*SHORT EXERCISE:*
From the entries below, extract every line that includes the word "totalt".

[Dataset rows about figures]
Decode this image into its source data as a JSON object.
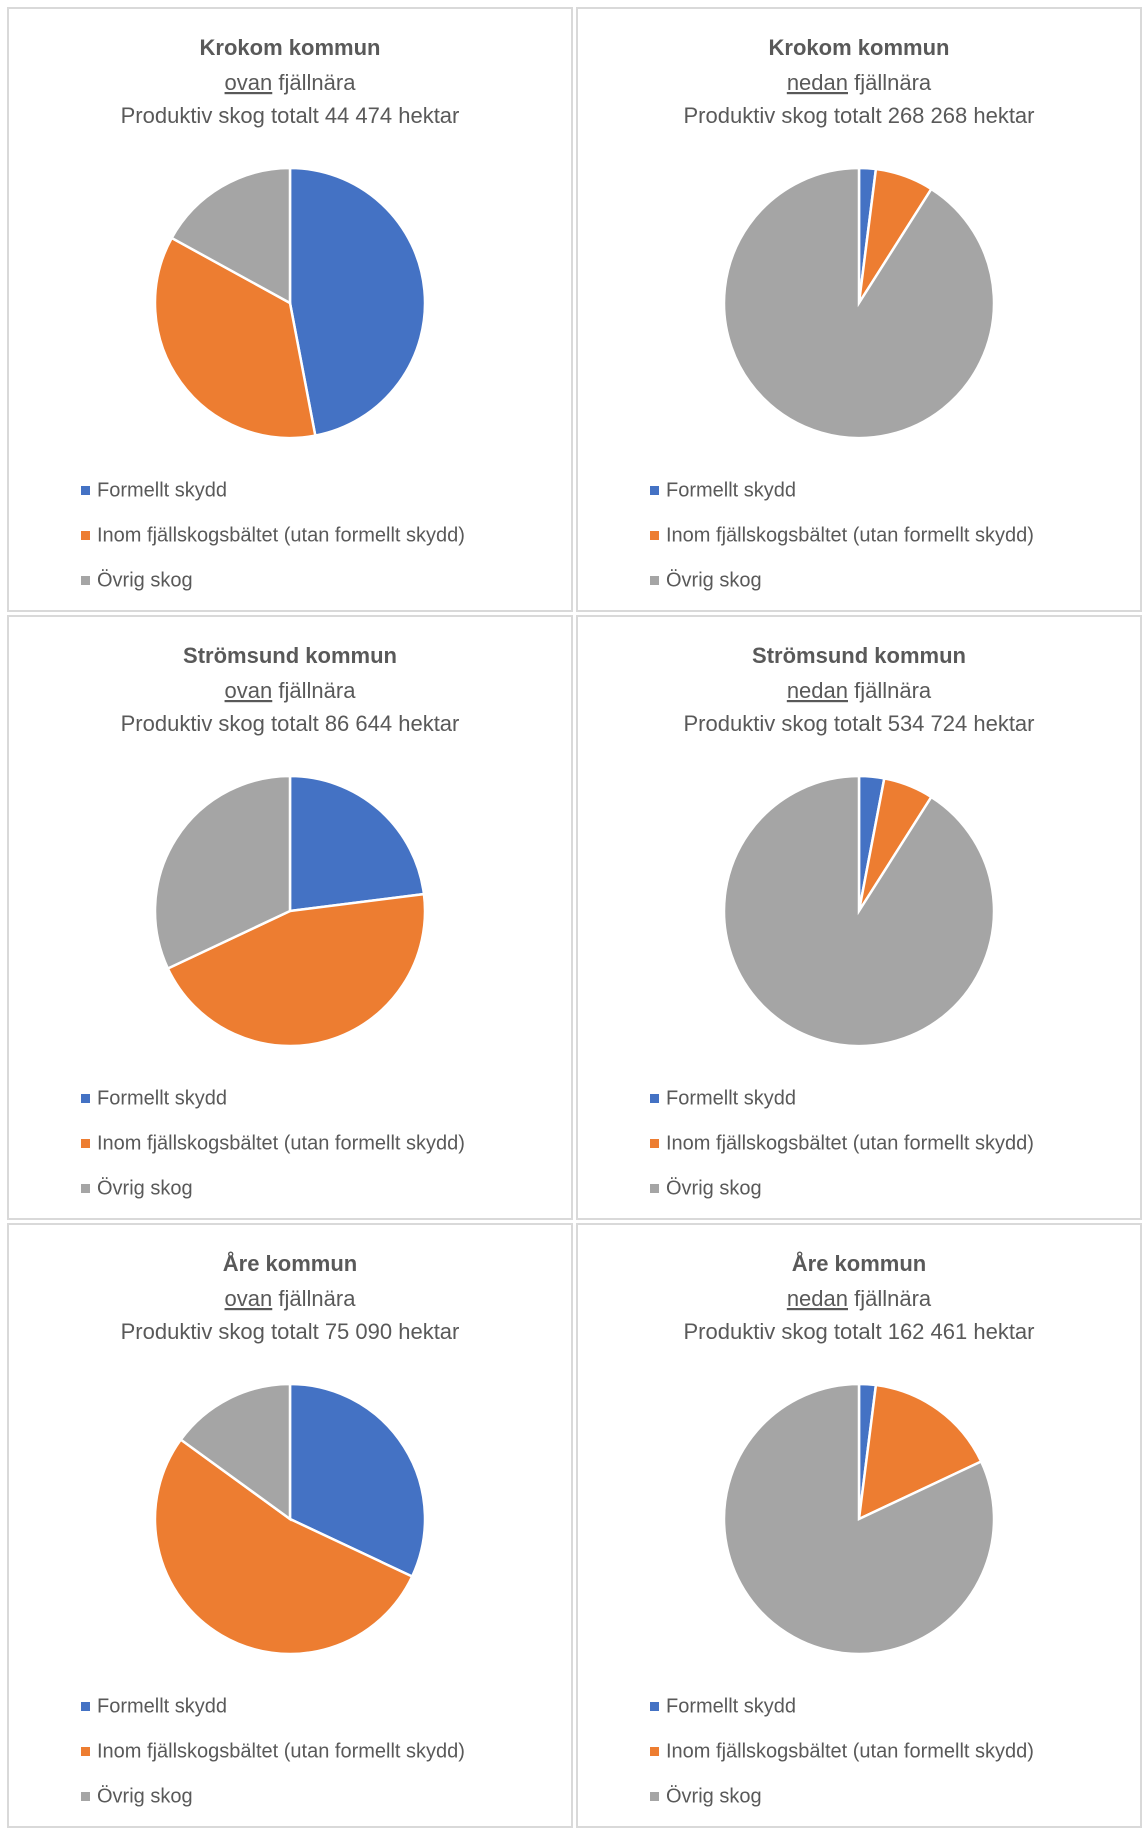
{
  "chart_data": [
    {
      "type": "pie",
      "title": "Krokom kommun",
      "subtitle": [
        "ovan",
        "fjällnära"
      ],
      "note": "Produktiv skog totalt 44 474 hektar",
      "categories": [
        "Formellt skydd",
        "Inom fjällskogsbältet (utan formellt skydd)",
        "Övrig skog"
      ],
      "values": [
        47,
        36,
        17
      ],
      "colors": [
        "#4472c4",
        "#ed7d31",
        "#a5a5a5"
      ]
    },
    {
      "type": "pie",
      "title": "Krokom kommun",
      "subtitle": [
        "nedan",
        "fjällnära"
      ],
      "note": "Produktiv skog totalt 268 268 hektar",
      "categories": [
        "Formellt skydd",
        "Inom fjällskogsbältet (utan formellt skydd)",
        "Övrig skog"
      ],
      "values": [
        2,
        7,
        91
      ],
      "colors": [
        "#4472c4",
        "#ed7d31",
        "#a5a5a5"
      ]
    },
    {
      "type": "pie",
      "title": "Strömsund kommun",
      "subtitle": [
        "ovan",
        "fjällnära"
      ],
      "note": "Produktiv skog totalt 86 644  hektar",
      "categories": [
        "Formellt skydd",
        "Inom fjällskogsbältet (utan formellt skydd)",
        "Övrig skog"
      ],
      "values": [
        23,
        45,
        32
      ],
      "colors": [
        "#4472c4",
        "#ed7d31",
        "#a5a5a5"
      ]
    },
    {
      "type": "pie",
      "title": "Strömsund kommun",
      "subtitle": [
        "nedan",
        "fjällnära"
      ],
      "note": "Produktiv skog totalt 534 724 hektar",
      "categories": [
        "Formellt skydd",
        "Inom fjällskogsbältet (utan formellt skydd)",
        "Övrig skog"
      ],
      "values": [
        3,
        6,
        91
      ],
      "colors": [
        "#4472c4",
        "#ed7d31",
        "#a5a5a5"
      ]
    },
    {
      "type": "pie",
      "title": "Åre kommun",
      "subtitle": [
        "ovan",
        "fjällnära"
      ],
      "note": "Produktiv skog totalt 75 090 hektar",
      "categories": [
        "Formellt skydd",
        "Inom fjällskogsbältet (utan formellt skydd)",
        "Övrig skog"
      ],
      "values": [
        32,
        53,
        15
      ],
      "colors": [
        "#4472c4",
        "#ed7d31",
        "#a5a5a5"
      ]
    },
    {
      "type": "pie",
      "title": "Åre kommun",
      "subtitle": [
        "nedan",
        "fjällnära"
      ],
      "note": "Produktiv skog totalt 162 461 hektar",
      "categories": [
        "Formellt skydd",
        "Inom fjällskogsbältet (utan formellt skydd)",
        "Övrig skog"
      ],
      "values": [
        2,
        16,
        82
      ],
      "colors": [
        "#4472c4",
        "#ed7d31",
        "#a5a5a5"
      ]
    }
  ]
}
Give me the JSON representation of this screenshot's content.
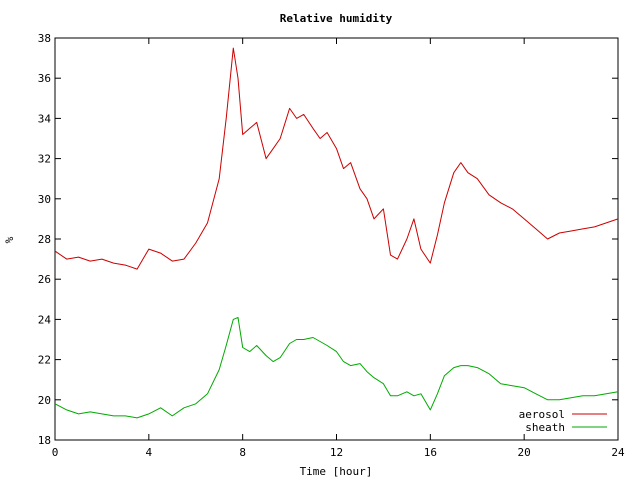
{
  "chart_data": {
    "type": "line",
    "title": "Relative humidity",
    "xlabel": "Time [hour]",
    "ylabel": "%",
    "xlim": [
      0,
      24
    ],
    "ylim": [
      18,
      38
    ],
    "x_ticks": [
      0,
      4,
      8,
      12,
      16,
      20,
      24
    ],
    "y_ticks": [
      18,
      20,
      22,
      24,
      26,
      28,
      30,
      32,
      34,
      36,
      38
    ],
    "grid": false,
    "legend_position": "bottom-right",
    "series": [
      {
        "name": "aerosol",
        "color": "#cc0000",
        "x": [
          0,
          0.5,
          1,
          1.5,
          2,
          2.5,
          3,
          3.5,
          4,
          4.5,
          5,
          5.5,
          6,
          6.5,
          7,
          7.3,
          7.6,
          7.8,
          8,
          8.3,
          8.6,
          9,
          9.3,
          9.6,
          10,
          10.3,
          10.6,
          11,
          11.3,
          11.6,
          12,
          12.3,
          12.6,
          13,
          13.3,
          13.6,
          14,
          14.3,
          14.6,
          15,
          15.3,
          15.6,
          16,
          16.3,
          16.6,
          17,
          17.3,
          17.6,
          18,
          18.5,
          19,
          19.5,
          20,
          20.5,
          21,
          21.5,
          22,
          22.5,
          23,
          23.5,
          24
        ],
        "values": [
          27.4,
          27.0,
          27.1,
          26.9,
          27.0,
          26.8,
          26.7,
          26.5,
          27.5,
          27.3,
          26.9,
          27.0,
          27.8,
          28.8,
          31.0,
          34.0,
          37.5,
          36.0,
          33.2,
          33.5,
          33.8,
          32.0,
          32.5,
          33.0,
          34.5,
          34.0,
          34.2,
          33.5,
          33.0,
          33.3,
          32.5,
          31.5,
          31.8,
          30.5,
          30.0,
          29.0,
          29.5,
          27.2,
          27.0,
          28.0,
          29.0,
          27.5,
          26.8,
          28.2,
          29.8,
          31.3,
          31.8,
          31.3,
          31.0,
          30.2,
          29.8,
          29.5,
          29.0,
          28.5,
          28.0,
          28.3,
          28.4,
          28.5,
          28.6,
          28.8,
          29.0
        ]
      },
      {
        "name": "sheath",
        "color": "#00aa00",
        "x": [
          0,
          0.5,
          1,
          1.5,
          2,
          2.5,
          3,
          3.5,
          4,
          4.5,
          5,
          5.5,
          6,
          6.5,
          7,
          7.3,
          7.6,
          7.8,
          8,
          8.3,
          8.6,
          9,
          9.3,
          9.6,
          10,
          10.3,
          10.6,
          11,
          11.3,
          11.6,
          12,
          12.3,
          12.6,
          13,
          13.3,
          13.6,
          14,
          14.3,
          14.6,
          15,
          15.3,
          15.6,
          16,
          16.3,
          16.6,
          17,
          17.3,
          17.6,
          18,
          18.5,
          19,
          19.5,
          20,
          20.5,
          21,
          21.5,
          22,
          22.5,
          23,
          23.5,
          24
        ],
        "values": [
          19.8,
          19.5,
          19.3,
          19.4,
          19.3,
          19.2,
          19.2,
          19.1,
          19.3,
          19.6,
          19.2,
          19.6,
          19.8,
          20.3,
          21.5,
          22.7,
          24.0,
          24.1,
          22.6,
          22.4,
          22.7,
          22.2,
          21.9,
          22.1,
          22.8,
          23.0,
          23.0,
          23.1,
          22.9,
          22.7,
          22.4,
          21.9,
          21.7,
          21.8,
          21.4,
          21.1,
          20.8,
          20.2,
          20.2,
          20.4,
          20.2,
          20.3,
          19.5,
          20.3,
          21.2,
          21.6,
          21.7,
          21.7,
          21.6,
          21.3,
          20.8,
          20.7,
          20.6,
          20.3,
          20.0,
          20.0,
          20.1,
          20.2,
          20.2,
          20.3,
          20.4
        ]
      }
    ]
  }
}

*FULL OUTPUT:*
      "note": "Produktiv skog totalt 44 474 hektar",
      "note": "Produktiv skog totalt 268 268 hektar",
      "note": "Produktiv skog totalt 86 644  hektar",
      "note": "Produktiv skog totalt 534 724 hektar",
      "note": "Produktiv skog totalt 75 090 hektar",
      "note": "Produktiv skog totalt 162 461 hektar",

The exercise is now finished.